[YOUR INSTRUCTIONS] From the entries below, count every line that contains the word "einst". Please give the number and nothing else.
╔══
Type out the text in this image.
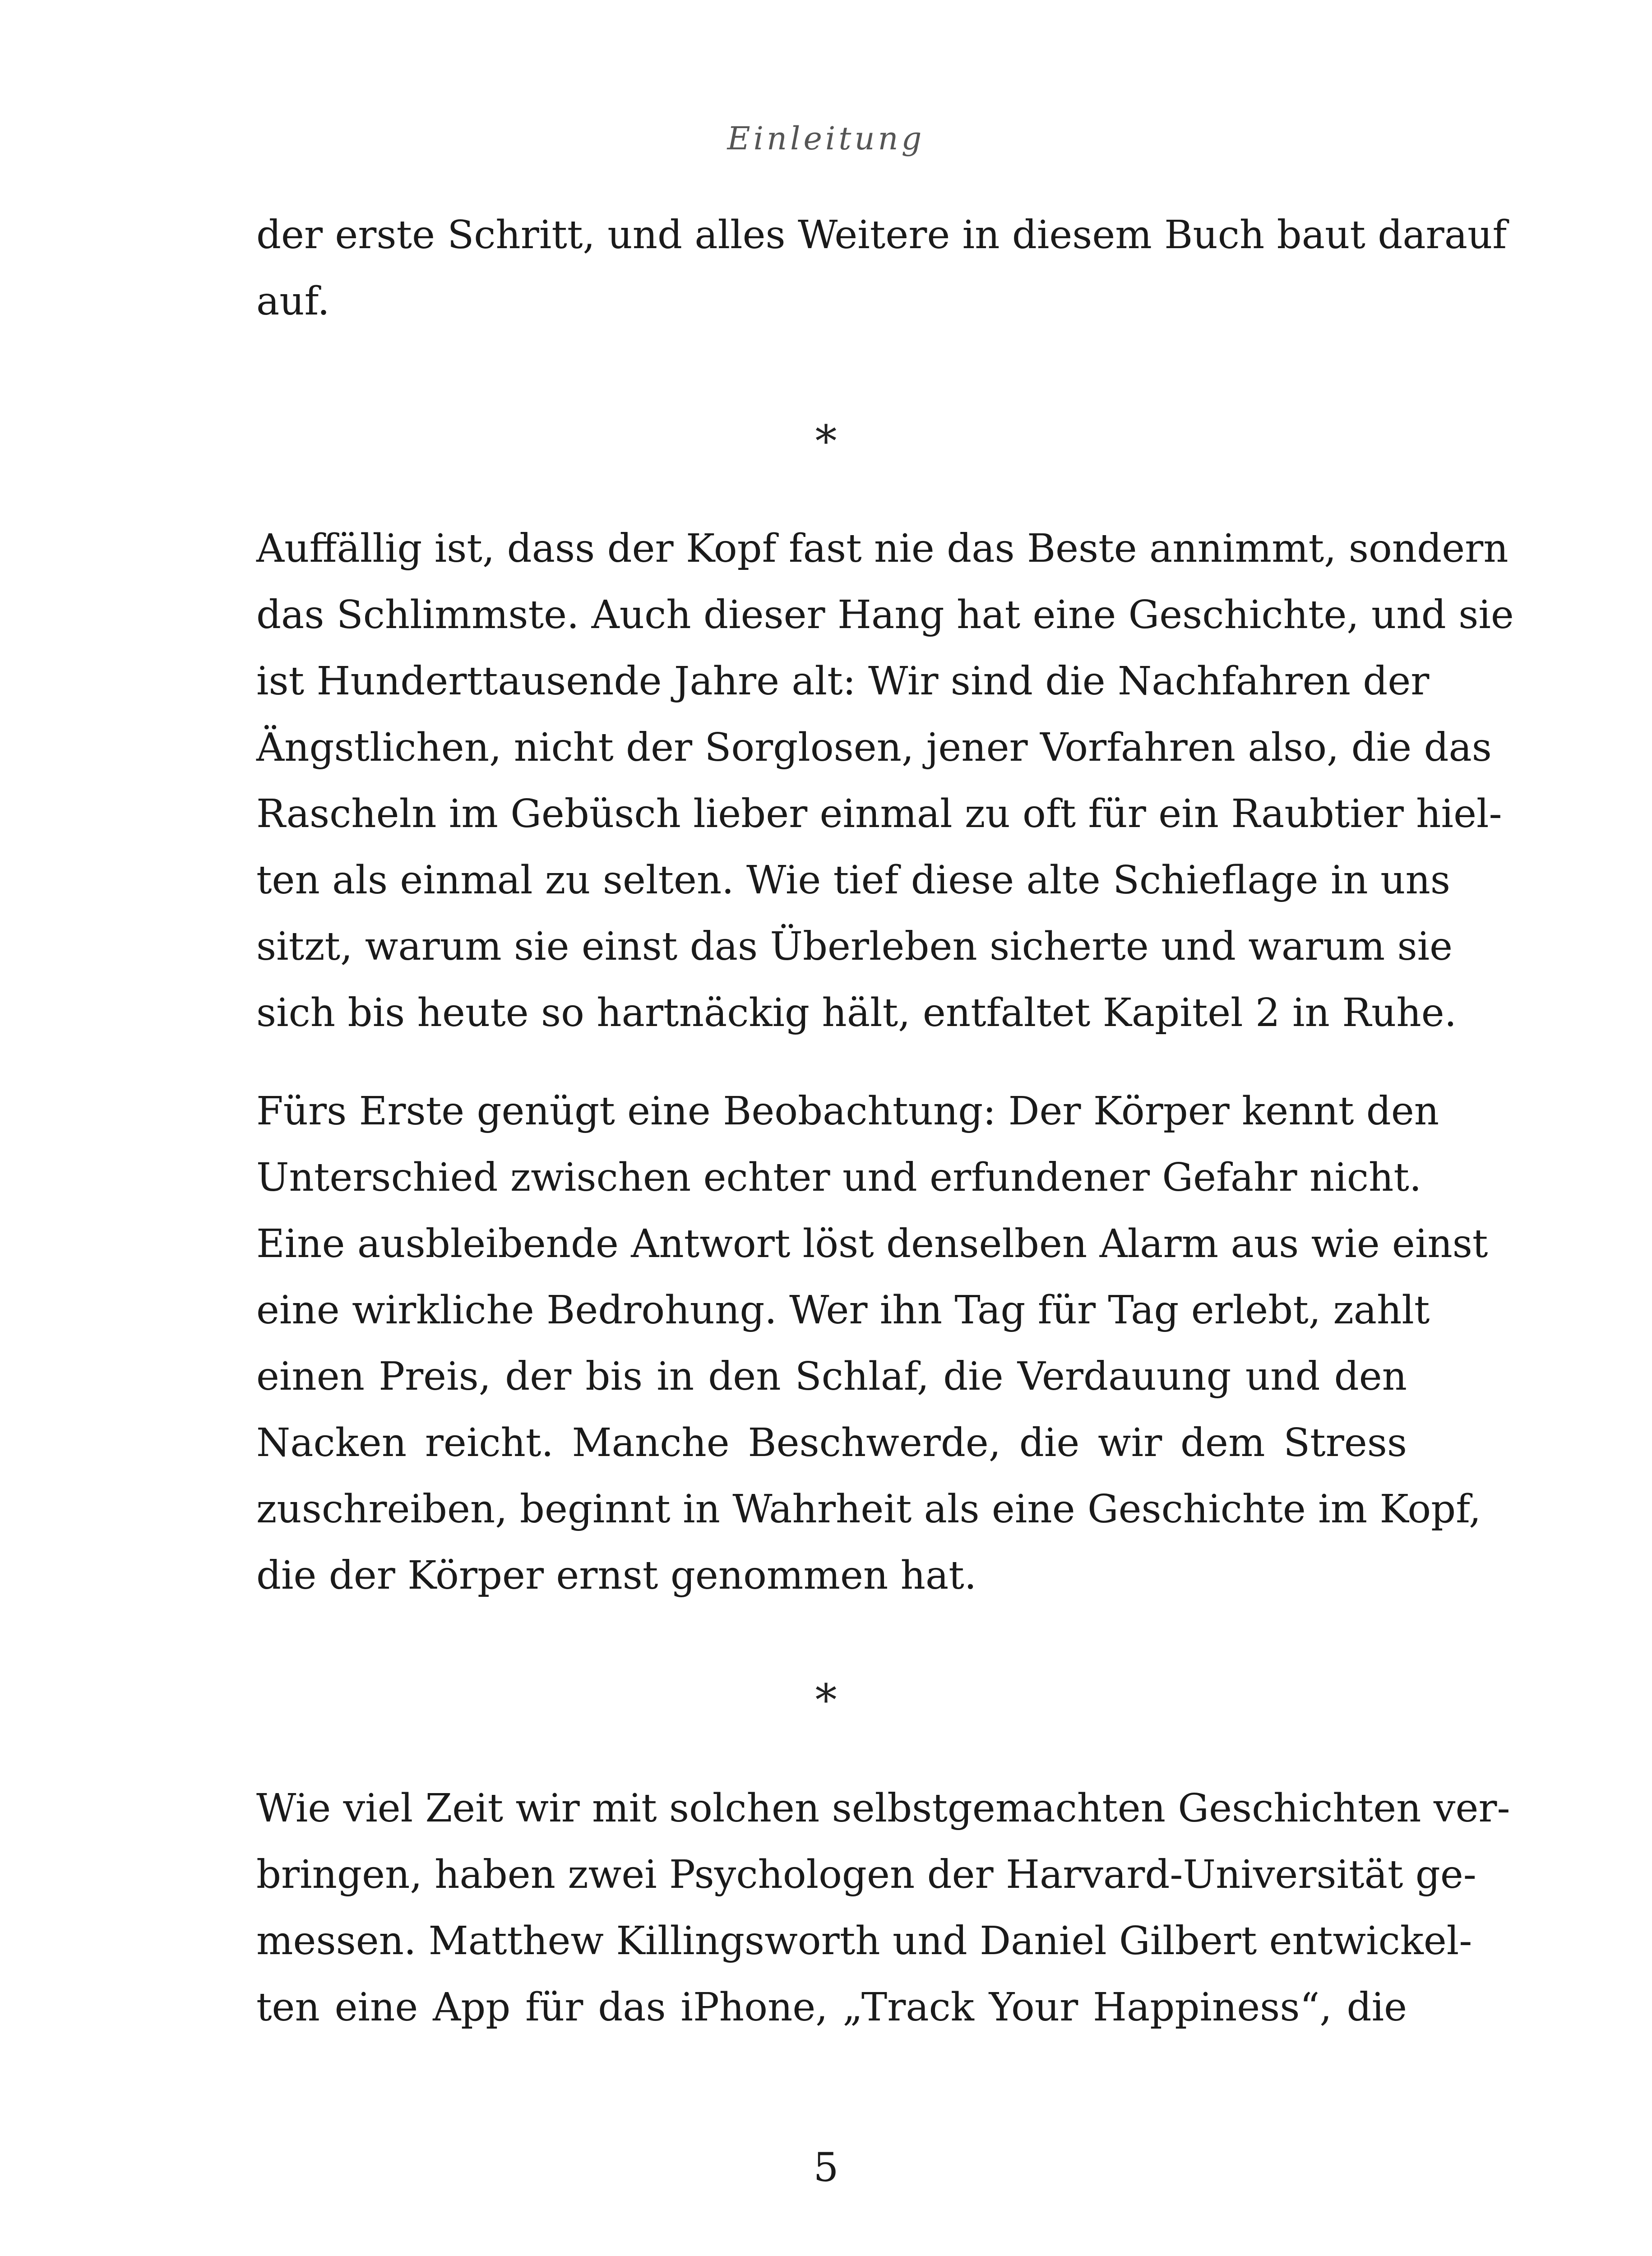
Einleitung

der erste Schritt, und alles Weitere in diesem Buch baut darauf
auf.

⁎

Auffällig ist, dass der Kopf fast nie das Beste annimmt, sondern
das Schlimmste. Auch dieser Hang hat eine Geschichte, und sie
ist Hunderttausende Jahre alt: Wir sind die Nachfahren der
Ängstlichen, nicht der Sorglosen, jener Vorfahren also, die das
Rascheln im Gebüsch lieber einmal zu oft für ein Raubtier hiel-
ten als einmal zu selten. Wie tief diese alte Schieflage in uns
sitzt, warum sie einst das Überleben sicherte und warum sie
sich bis heute so hartnäckig hält, entfaltet Kapitel 2 in Ruhe.

Fürs Erste genügt eine Beobachtung: Der Körper kennt den
Unterschied zwischen echter und erfundener Gefahr nicht.
Eine ausbleibende Antwort löst denselben Alarm aus wie einst
eine wirkliche Bedrohung. Wer ihn Tag für Tag erlebt, zahlt
einen Preis, der bis in den Schlaf, die Verdauung und den
Nacken reicht. Manche Beschwerde, die wir dem Stress
zuschreiben, beginnt in Wahrheit als eine Geschichte im Kopf,
die der Körper ernst genommen hat.

⁎

Wie viel Zeit wir mit solchen selbstgemachten Geschichten ver-
bringen, haben zwei Psychologen der Harvard-Universität ge-
messen. Matthew Killingsworth und Daniel Gilbert entwickel-
ten eine App für das iPhone, „Track Your Happiness“, die

5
╚══
[EXERCISE ANSWER] 2